## Text shown
# Highlandtown



## EDE (Nov 6, 2015)

I have not been to Highlandtown for several years. Are the weeds back? Used to enjoy the lake but when the weeds left was not nearly as good. Someone said the "grass carp" died off.


----------



## Bad Bub (Jan 17, 2006)

Still no weeds... still tons of carp. And you're right... it's nothing like it was in years past.


----------



## EDE (Nov 6, 2015)

Bad Bub said:


> Still no weeds... still tons of carp. And you're right... it's nothing like it was in years past.


Thanks!!


----------



## webothfish (Mar 28, 2008)

it did change the lake a bit, bluegills not quite as big on average, and the tons of small bass seem to be fewer. Grass carp definitely still there in the shallows looks like a herd of cows plowing through when you get close.


----------



## StarkFisherman (May 17, 2008)

Is this the small lake near Zeppernick? Right off 172?


----------



## EDE (Nov 6, 2015)

Highlandtown is off Rt 39 between Salineville and Wellsville.


----------



## Bad Bub (Jan 17, 2006)

StarkFisherman said:


> Is this the small lake near Zeppernick? Right off 172?


You're thinking of Guilford I believe.


----------



## MAB3169 (Aug 15, 2017)

No.. that's Ruff pond


StarkFisherman said:


> Is this the small lake near Zeppernick? Right off 172?


----------



## Hatchetman (Apr 13, 2004)

Zepperneck is a few


MAB3169 said:


> No.. that's Ruff pond


miles north of Highlandtown and is a 9.9 lake now


----------

## Jobs
1. Answer these questions about the Highlandtown thread:
(a) According to webothfish, how have the bluegills changed?
(b) What route is Highlandtown off, and between which two towns?
(c) Which lake does Bad Bub think StarkFisherman has in mind?
2. Reproduce the Highlandtown thread between "## webothfish (Mar" and "you get close.", inclusive.
The lines after this point come from a separate source.

## Material provided
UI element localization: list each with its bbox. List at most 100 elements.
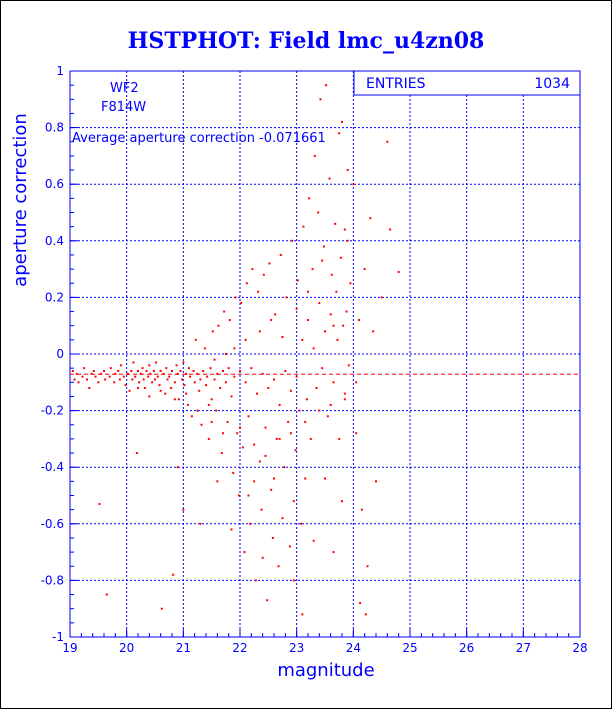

## Answers to the tasks
1.
(a) They are not quite as big on average.
(b) Rt 39, between Salineville and Wellsville.
(c) Guilford.

2.
## webothfish (Mar 28, 2008)

it did change the lake a bit, bluegills not quite as big on average, and the tons of small bass seem to be fewer. Grass carp definitely still there in the shallows looks like a herd of cows plowing through when you get close.